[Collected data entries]
┄┄┄┄┄┄┄┄┄┄┄┄┄┄┄┄┄┄┄┄
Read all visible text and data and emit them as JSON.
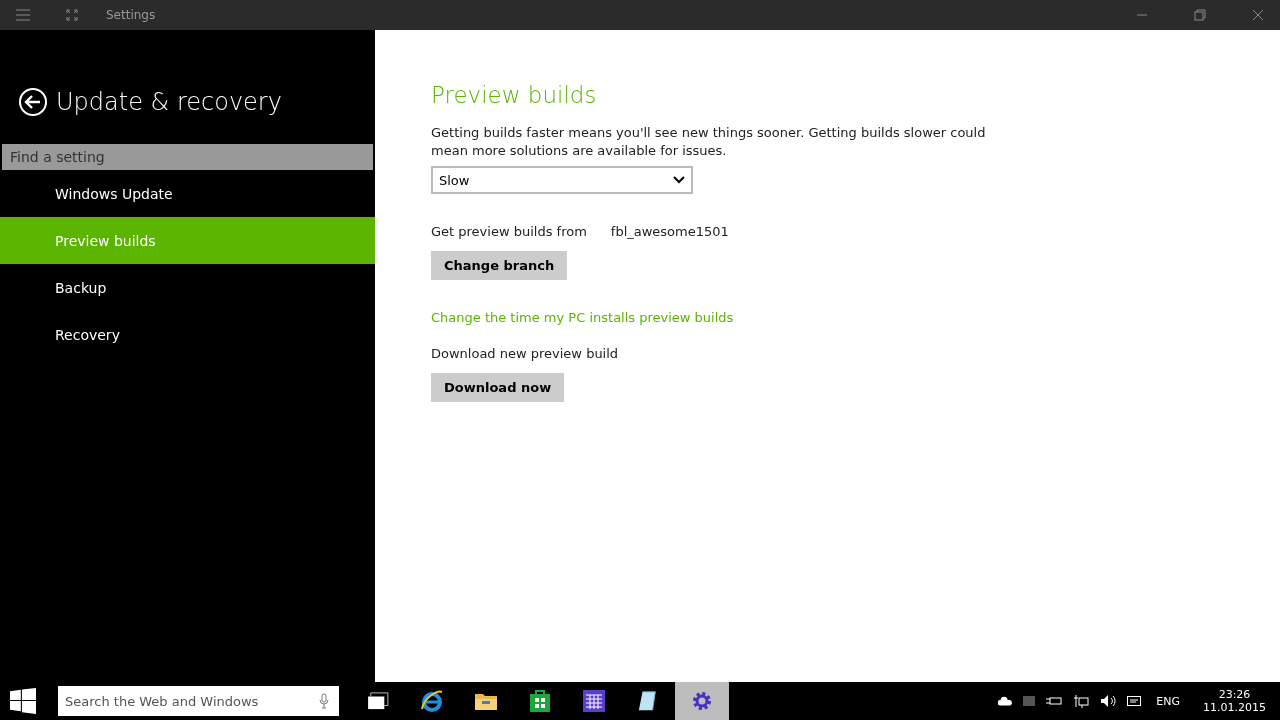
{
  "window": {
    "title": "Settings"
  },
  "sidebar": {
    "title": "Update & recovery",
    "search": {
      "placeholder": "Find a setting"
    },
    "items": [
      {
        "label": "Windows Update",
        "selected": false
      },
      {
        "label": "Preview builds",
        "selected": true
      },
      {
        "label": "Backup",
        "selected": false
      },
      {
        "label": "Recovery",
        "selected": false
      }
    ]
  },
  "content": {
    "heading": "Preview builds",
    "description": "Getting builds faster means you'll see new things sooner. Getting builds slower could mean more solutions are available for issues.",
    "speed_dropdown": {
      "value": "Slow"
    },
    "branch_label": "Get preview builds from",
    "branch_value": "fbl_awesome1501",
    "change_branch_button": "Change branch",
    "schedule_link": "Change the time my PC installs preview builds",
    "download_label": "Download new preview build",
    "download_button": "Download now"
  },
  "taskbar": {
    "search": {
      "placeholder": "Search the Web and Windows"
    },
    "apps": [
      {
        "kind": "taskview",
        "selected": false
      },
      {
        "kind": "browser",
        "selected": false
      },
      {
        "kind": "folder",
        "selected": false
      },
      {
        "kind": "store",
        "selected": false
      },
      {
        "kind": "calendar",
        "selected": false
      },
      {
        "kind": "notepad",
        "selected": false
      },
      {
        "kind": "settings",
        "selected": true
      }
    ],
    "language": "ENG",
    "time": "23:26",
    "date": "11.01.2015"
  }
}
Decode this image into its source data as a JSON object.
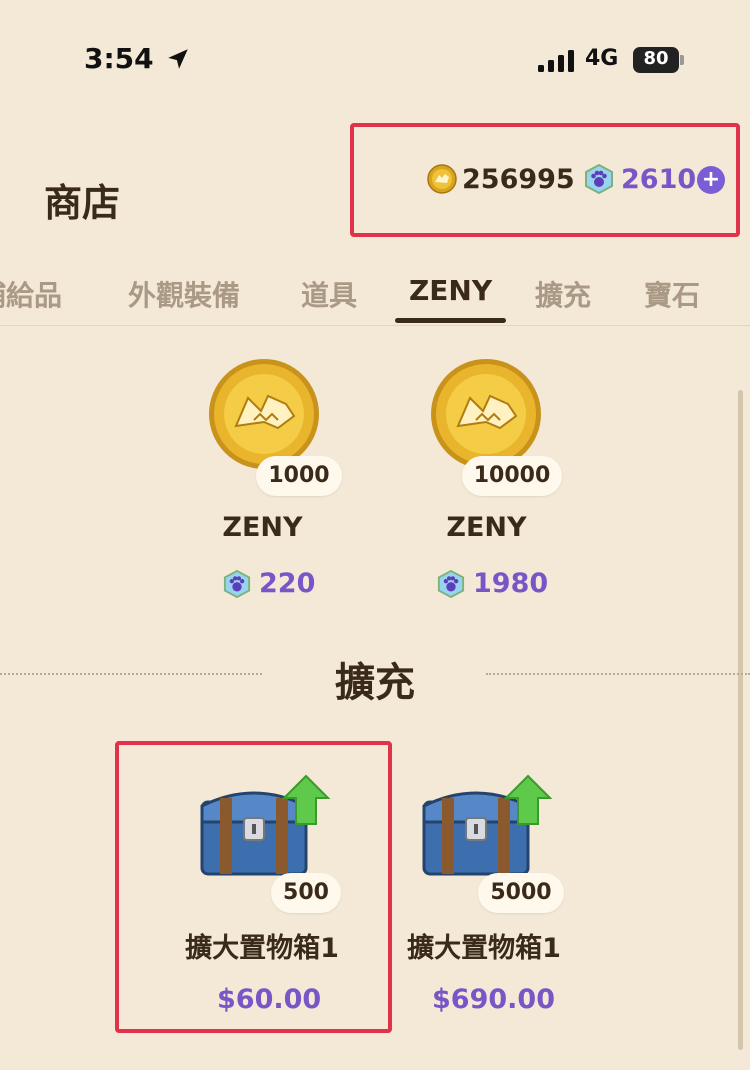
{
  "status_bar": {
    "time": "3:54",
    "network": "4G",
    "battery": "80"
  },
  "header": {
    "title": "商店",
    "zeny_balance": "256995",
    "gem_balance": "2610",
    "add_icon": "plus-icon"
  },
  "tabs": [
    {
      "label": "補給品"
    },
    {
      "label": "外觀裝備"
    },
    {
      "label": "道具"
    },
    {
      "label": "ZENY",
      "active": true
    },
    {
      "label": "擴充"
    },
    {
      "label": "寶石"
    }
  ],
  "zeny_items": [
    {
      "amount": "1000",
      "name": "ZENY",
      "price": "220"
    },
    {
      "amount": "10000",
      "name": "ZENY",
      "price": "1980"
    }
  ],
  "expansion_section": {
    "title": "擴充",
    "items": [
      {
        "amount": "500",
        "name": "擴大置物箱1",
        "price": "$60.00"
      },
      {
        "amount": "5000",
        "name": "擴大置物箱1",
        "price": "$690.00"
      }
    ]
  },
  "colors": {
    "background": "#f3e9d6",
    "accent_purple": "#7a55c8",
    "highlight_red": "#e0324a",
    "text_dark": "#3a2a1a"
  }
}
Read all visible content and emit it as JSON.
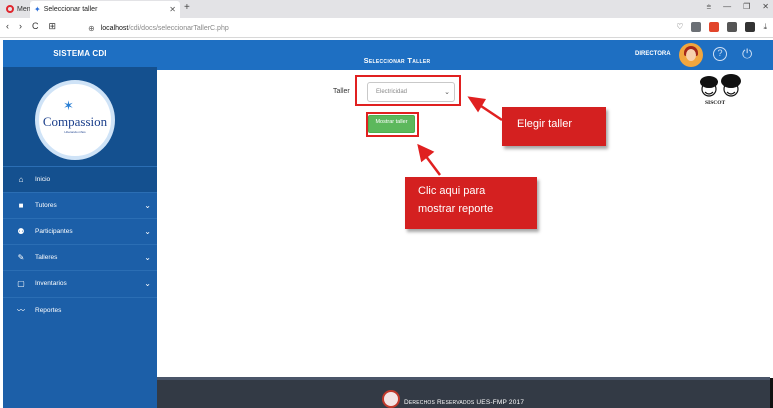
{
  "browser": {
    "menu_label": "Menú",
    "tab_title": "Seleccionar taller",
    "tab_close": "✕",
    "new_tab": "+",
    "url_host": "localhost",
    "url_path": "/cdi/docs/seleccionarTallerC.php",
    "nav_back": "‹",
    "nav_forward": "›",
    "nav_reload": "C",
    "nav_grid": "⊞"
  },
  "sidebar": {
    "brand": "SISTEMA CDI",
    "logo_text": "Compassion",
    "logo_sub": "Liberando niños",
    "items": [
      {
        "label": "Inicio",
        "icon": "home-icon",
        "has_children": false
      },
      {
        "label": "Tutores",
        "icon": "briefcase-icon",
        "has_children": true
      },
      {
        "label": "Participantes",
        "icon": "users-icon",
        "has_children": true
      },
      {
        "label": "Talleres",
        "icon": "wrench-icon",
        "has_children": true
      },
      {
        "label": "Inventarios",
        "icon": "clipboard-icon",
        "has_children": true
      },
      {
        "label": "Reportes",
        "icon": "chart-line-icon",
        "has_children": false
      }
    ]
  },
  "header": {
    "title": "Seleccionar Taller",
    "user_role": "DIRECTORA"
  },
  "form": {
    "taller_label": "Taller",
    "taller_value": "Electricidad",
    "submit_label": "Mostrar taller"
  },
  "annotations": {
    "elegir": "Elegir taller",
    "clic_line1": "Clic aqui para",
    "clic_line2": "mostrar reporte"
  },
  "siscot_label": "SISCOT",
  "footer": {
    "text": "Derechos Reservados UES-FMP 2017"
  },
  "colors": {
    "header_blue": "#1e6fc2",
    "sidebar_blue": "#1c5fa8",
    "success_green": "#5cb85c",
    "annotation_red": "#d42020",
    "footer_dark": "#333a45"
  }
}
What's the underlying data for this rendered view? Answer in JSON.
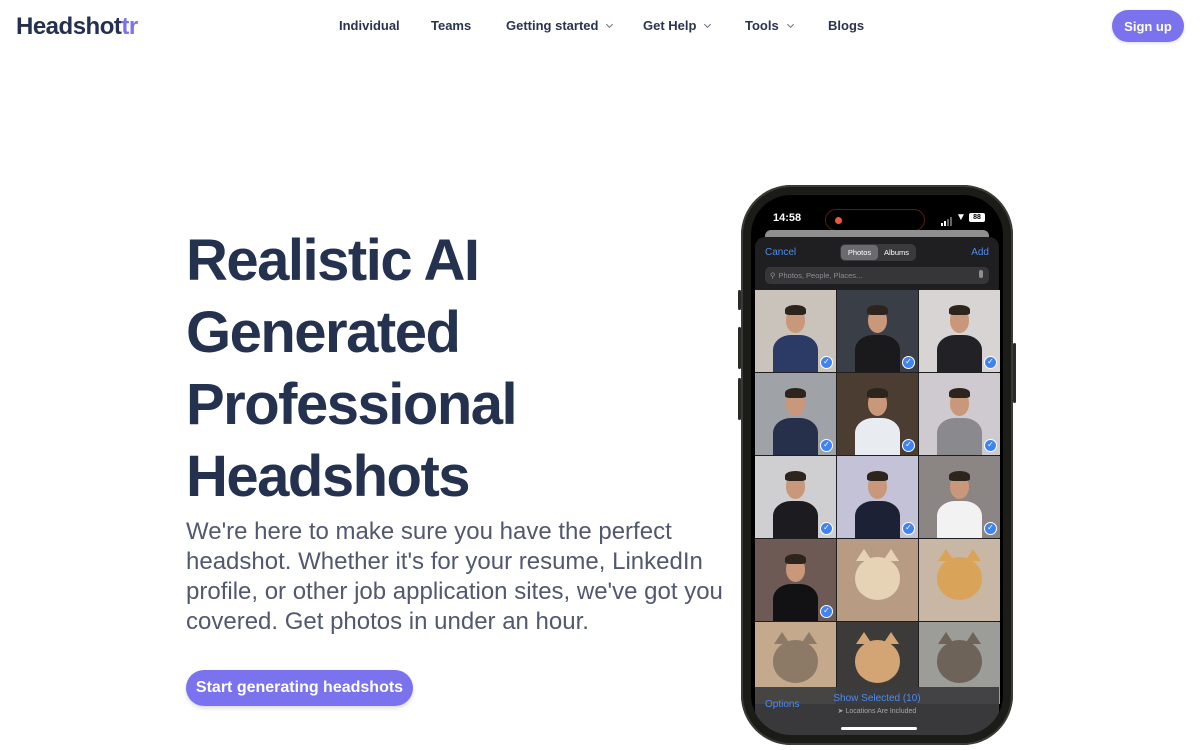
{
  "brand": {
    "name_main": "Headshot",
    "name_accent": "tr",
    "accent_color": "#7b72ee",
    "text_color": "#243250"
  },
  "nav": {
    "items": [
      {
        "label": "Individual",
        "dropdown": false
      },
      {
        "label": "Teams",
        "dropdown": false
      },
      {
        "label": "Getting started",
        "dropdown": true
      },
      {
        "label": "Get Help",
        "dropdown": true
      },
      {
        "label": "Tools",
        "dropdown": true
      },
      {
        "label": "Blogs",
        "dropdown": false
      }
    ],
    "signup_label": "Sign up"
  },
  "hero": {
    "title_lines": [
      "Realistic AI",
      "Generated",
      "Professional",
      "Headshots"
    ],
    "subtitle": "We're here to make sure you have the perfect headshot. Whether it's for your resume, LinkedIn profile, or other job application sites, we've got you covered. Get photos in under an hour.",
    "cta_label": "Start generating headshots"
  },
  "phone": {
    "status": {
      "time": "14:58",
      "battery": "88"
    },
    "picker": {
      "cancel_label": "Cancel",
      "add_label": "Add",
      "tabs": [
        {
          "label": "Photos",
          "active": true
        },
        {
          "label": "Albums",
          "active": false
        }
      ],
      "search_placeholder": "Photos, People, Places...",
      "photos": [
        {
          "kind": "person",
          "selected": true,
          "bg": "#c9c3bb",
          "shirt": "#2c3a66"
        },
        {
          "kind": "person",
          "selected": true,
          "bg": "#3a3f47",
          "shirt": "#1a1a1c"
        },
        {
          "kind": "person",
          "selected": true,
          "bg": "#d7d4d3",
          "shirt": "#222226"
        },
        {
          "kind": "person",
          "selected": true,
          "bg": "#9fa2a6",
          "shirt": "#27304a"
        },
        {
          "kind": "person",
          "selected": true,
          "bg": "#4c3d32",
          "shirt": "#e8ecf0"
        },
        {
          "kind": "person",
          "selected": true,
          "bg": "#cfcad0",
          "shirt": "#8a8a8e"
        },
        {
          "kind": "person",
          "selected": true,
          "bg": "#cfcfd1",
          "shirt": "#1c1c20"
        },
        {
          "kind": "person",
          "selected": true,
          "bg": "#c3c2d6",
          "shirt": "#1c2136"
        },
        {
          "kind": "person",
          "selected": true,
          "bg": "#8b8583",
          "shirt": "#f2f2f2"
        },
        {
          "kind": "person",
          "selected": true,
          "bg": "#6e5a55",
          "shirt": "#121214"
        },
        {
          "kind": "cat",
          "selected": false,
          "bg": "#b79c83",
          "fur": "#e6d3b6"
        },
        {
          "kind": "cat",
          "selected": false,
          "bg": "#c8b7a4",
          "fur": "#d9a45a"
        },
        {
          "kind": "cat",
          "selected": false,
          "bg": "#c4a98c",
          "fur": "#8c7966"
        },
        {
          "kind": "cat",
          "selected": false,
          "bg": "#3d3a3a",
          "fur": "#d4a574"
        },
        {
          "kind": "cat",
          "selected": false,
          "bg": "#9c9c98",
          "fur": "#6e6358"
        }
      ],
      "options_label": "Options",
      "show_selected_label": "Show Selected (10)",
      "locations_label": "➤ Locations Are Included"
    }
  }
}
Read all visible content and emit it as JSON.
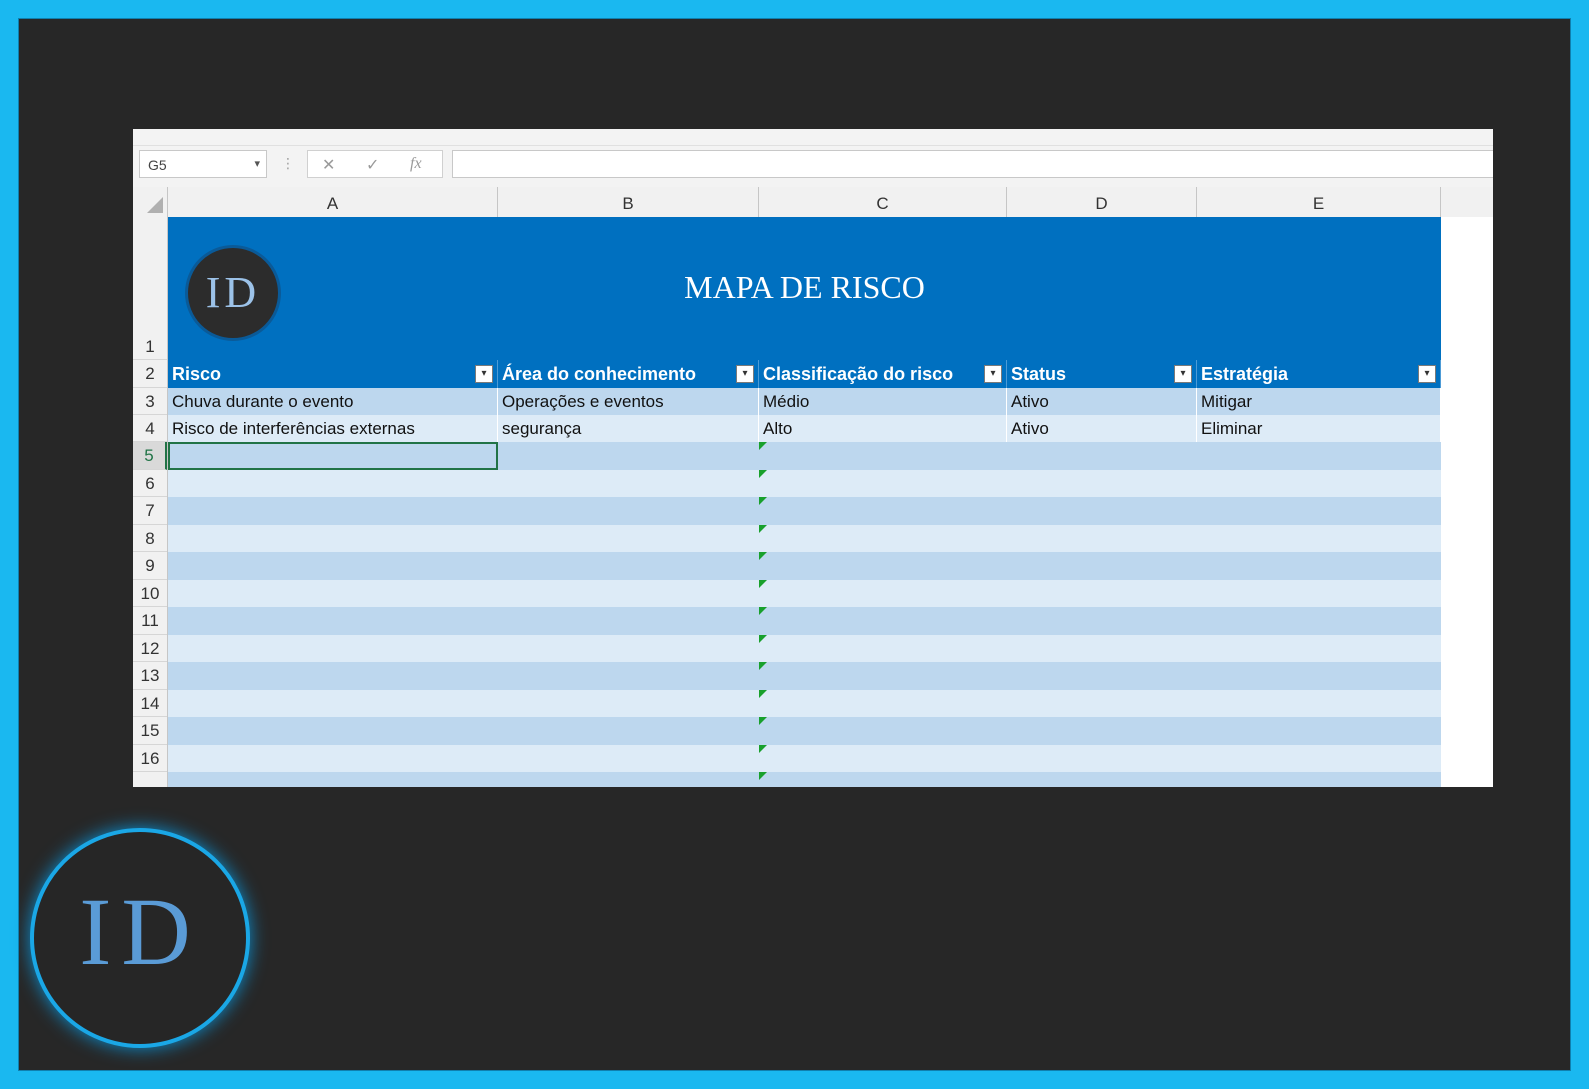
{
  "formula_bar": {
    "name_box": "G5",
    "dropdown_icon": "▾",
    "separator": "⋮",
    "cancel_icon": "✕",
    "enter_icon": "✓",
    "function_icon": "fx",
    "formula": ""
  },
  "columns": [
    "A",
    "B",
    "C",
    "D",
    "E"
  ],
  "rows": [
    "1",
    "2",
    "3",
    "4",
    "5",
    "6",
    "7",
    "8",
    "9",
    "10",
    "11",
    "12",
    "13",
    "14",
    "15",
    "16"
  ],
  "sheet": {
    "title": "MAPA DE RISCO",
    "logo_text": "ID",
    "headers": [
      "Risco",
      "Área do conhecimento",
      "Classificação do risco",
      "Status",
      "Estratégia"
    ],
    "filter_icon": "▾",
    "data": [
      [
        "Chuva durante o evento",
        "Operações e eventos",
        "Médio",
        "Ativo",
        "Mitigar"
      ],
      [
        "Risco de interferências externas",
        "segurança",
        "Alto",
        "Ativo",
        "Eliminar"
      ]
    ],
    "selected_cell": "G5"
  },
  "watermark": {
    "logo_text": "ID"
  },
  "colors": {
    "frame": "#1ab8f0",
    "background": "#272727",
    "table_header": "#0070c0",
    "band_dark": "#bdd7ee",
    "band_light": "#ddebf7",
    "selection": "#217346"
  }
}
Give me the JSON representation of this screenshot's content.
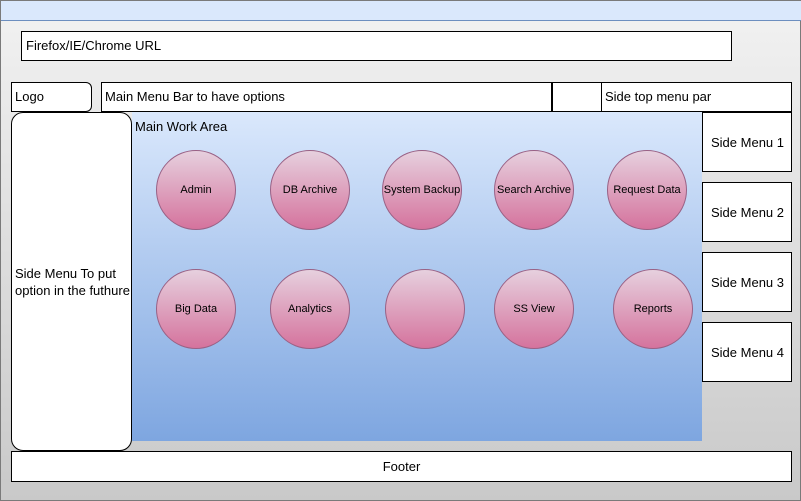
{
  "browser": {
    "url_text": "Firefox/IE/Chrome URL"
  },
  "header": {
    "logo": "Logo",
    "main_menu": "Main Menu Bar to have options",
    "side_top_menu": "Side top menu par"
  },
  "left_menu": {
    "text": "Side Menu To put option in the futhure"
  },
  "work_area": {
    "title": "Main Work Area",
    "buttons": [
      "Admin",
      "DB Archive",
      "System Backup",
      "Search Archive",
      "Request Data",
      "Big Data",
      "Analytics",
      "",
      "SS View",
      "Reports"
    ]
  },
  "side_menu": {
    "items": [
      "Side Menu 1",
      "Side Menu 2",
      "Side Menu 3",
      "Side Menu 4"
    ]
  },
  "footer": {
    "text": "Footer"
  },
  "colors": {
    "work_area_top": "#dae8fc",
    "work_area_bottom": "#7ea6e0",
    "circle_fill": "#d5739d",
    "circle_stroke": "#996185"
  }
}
┄┄┄┄┄┄┄┄┄┄┄┄┄┄┄┄┄┄┄┄
▸ Instructions to follow
Check each line above for the string "builds", then copy the ones that have it.

▸ Response to this exercise
        "label": "Preview builds",
    "heading": "Preview builds",
    "description": "Getting builds faster means you'll see new things sooner. Getting builds slower could mean more solutions are available for issues.",
    "branch_label": "Get preview builds from",
    "schedule_link": "Change the time my PC installs preview builds",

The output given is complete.